== TASK DIRECTIONS ==
Quote the records in full and leave their pictures out.

== GIVEN RECORDS ==
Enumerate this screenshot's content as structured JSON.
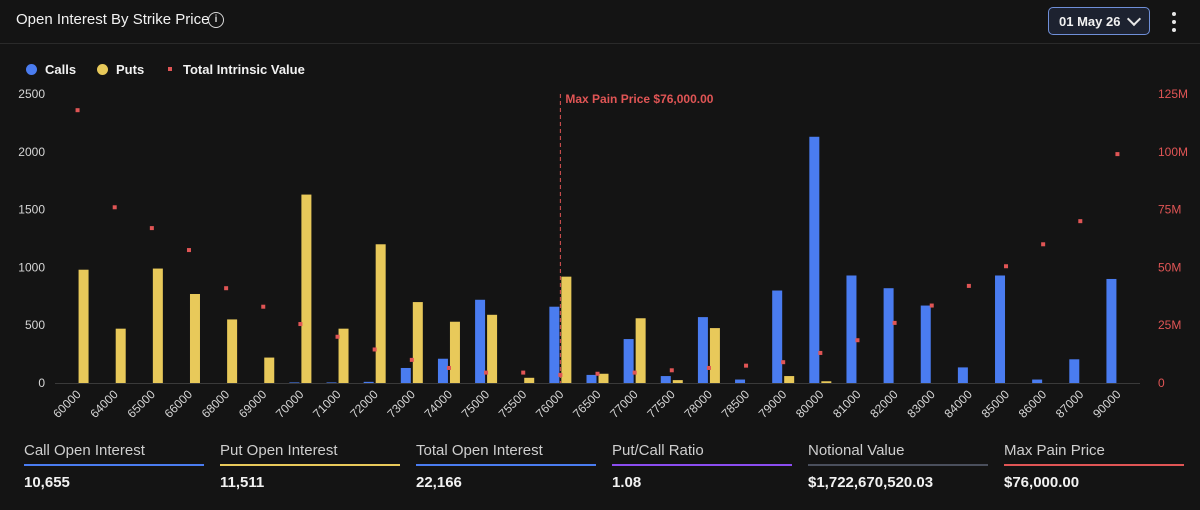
{
  "header": {
    "title": "Open Interest By Strike Price",
    "info_icon": "info-icon",
    "date_label": "01 May 26",
    "more_icon": "more-vertical-icon"
  },
  "legend": [
    {
      "label": "Calls",
      "color": "#4a7cf0",
      "shape": "dot"
    },
    {
      "label": "Puts",
      "color": "#e8c95a",
      "shape": "dot"
    },
    {
      "label": "Total Intrinsic Value",
      "color": "#e05555",
      "shape": "square"
    }
  ],
  "chart_data": {
    "type": "bar",
    "categories": [
      "60000",
      "64000",
      "65000",
      "66000",
      "68000",
      "69000",
      "70000",
      "71000",
      "72000",
      "73000",
      "74000",
      "75000",
      "75500",
      "76000",
      "76500",
      "77000",
      "77500",
      "78000",
      "78500",
      "79000",
      "80000",
      "81000",
      "82000",
      "83000",
      "84000",
      "85000",
      "86000",
      "87000",
      "90000"
    ],
    "series": [
      {
        "name": "Calls",
        "axis": "left",
        "color": "#4a7cf0",
        "values": [
          0,
          0,
          0,
          0,
          0,
          0,
          5,
          5,
          10,
          130,
          210,
          720,
          0,
          660,
          70,
          380,
          60,
          570,
          30,
          800,
          2130,
          930,
          820,
          670,
          135,
          930,
          30,
          205,
          900
        ]
      },
      {
        "name": "Puts",
        "axis": "left",
        "color": "#e8c95a",
        "values": [
          980,
          470,
          990,
          770,
          550,
          220,
          1630,
          470,
          1200,
          700,
          530,
          590,
          45,
          920,
          80,
          560,
          25,
          475,
          0,
          60,
          15,
          0,
          0,
          0,
          0,
          0,
          0,
          0,
          0
        ]
      },
      {
        "name": "Total Intrinsic Value",
        "axis": "right",
        "type": "scatter",
        "color": "#e05555",
        "values": [
          118000000,
          76000000,
          67000000,
          57500000,
          41000000,
          33000000,
          25500000,
          20000000,
          14500000,
          10000000,
          6500000,
          4500000,
          4500000,
          3500000,
          4000000,
          4500000,
          5500000,
          6500000,
          7500000,
          9000000,
          13000000,
          18500000,
          26000000,
          33500000,
          42000000,
          50500000,
          60000000,
          70000000,
          99000000
        ]
      }
    ],
    "ylim": [
      0,
      2500
    ],
    "yticks": [
      "0",
      "500",
      "1000",
      "1500",
      "2000",
      "2500"
    ],
    "y2lim": [
      0,
      125000000
    ],
    "y2ticks": [
      "0",
      "25M",
      "50M",
      "75M",
      "100M",
      "125M"
    ],
    "annotation": {
      "label": "Max Pain Price $76,000.00",
      "category": "76000",
      "color": "#e05555"
    },
    "grid": false
  },
  "stats": [
    {
      "label": "Call Open Interest",
      "value": "10,655",
      "color": "#4a7cf0"
    },
    {
      "label": "Put Open Interest",
      "value": "11,511",
      "color": "#e8c95a"
    },
    {
      "label": "Total Open Interest",
      "value": "22,166",
      "color": "#4a7cf0"
    },
    {
      "label": "Put/Call Ratio",
      "value": "1.08",
      "color": "#8b4df0"
    },
    {
      "label": "Notional Value",
      "value": "$1,722,670,520.03",
      "color": "#4a4f5c"
    },
    {
      "label": "Max Pain Price",
      "value": "$76,000.00",
      "color": "#e05555"
    }
  ]
}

== RIGHT ANSWER ==
Enumerate this screenshot's content as structured JSON.
{
  "header": {
    "title": "Open Interest By Strike Price",
    "info_icon": "info-icon",
    "date_label": "01 May 26",
    "more_icon": "more-vertical-icon"
  },
  "legend": [
    {
      "label": "Calls",
      "color": "#4a7cf0",
      "shape": "dot"
    },
    {
      "label": "Puts",
      "color": "#e8c95a",
      "shape": "dot"
    },
    {
      "label": "Total Intrinsic Value",
      "color": "#e05555",
      "shape": "square"
    }
  ],
  "chart_data": {
    "type": "bar",
    "categories": [
      "60000",
      "64000",
      "65000",
      "66000",
      "68000",
      "69000",
      "70000",
      "71000",
      "72000",
      "73000",
      "74000",
      "75000",
      "75500",
      "76000",
      "76500",
      "77000",
      "77500",
      "78000",
      "78500",
      "79000",
      "80000",
      "81000",
      "82000",
      "83000",
      "84000",
      "85000",
      "86000",
      "87000",
      "90000"
    ],
    "series": [
      {
        "name": "Calls",
        "axis": "left",
        "color": "#4a7cf0",
        "values": [
          0,
          0,
          0,
          0,
          0,
          0,
          5,
          5,
          10,
          130,
          210,
          720,
          0,
          660,
          70,
          380,
          60,
          570,
          30,
          800,
          2130,
          930,
          820,
          670,
          135,
          930,
          30,
          205,
          900
        ]
      },
      {
        "name": "Puts",
        "axis": "left",
        "color": "#e8c95a",
        "values": [
          980,
          470,
          990,
          770,
          550,
          220,
          1630,
          470,
          1200,
          700,
          530,
          590,
          45,
          920,
          80,
          560,
          25,
          475,
          0,
          60,
          15,
          0,
          0,
          0,
          0,
          0,
          0,
          0,
          0
        ]
      },
      {
        "name": "Total Intrinsic Value",
        "axis": "right",
        "type": "scatter",
        "color": "#e05555",
        "values": [
          118000000,
          76000000,
          67000000,
          57500000,
          41000000,
          33000000,
          25500000,
          20000000,
          14500000,
          10000000,
          6500000,
          4500000,
          4500000,
          3500000,
          4000000,
          4500000,
          5500000,
          6500000,
          7500000,
          9000000,
          13000000,
          18500000,
          26000000,
          33500000,
          42000000,
          50500000,
          60000000,
          70000000,
          99000000
        ]
      }
    ],
    "ylim": [
      0,
      2500
    ],
    "yticks": [
      "0",
      "500",
      "1000",
      "1500",
      "2000",
      "2500"
    ],
    "y2lim": [
      0,
      125000000
    ],
    "y2ticks": [
      "0",
      "25M",
      "50M",
      "75M",
      "100M",
      "125M"
    ],
    "annotation": {
      "label": "Max Pain Price $76,000.00",
      "category": "76000",
      "color": "#e05555"
    },
    "grid": false
  },
  "stats": [
    {
      "label": "Call Open Interest",
      "value": "10,655",
      "color": "#4a7cf0"
    },
    {
      "label": "Put Open Interest",
      "value": "11,511",
      "color": "#e8c95a"
    },
    {
      "label": "Total Open Interest",
      "value": "22,166",
      "color": "#4a7cf0"
    },
    {
      "label": "Put/Call Ratio",
      "value": "1.08",
      "color": "#8b4df0"
    },
    {
      "label": "Notional Value",
      "value": "$1,722,670,520.03",
      "color": "#4a4f5c"
    },
    {
      "label": "Max Pain Price",
      "value": "$76,000.00",
      "color": "#e05555"
    }
  ]
}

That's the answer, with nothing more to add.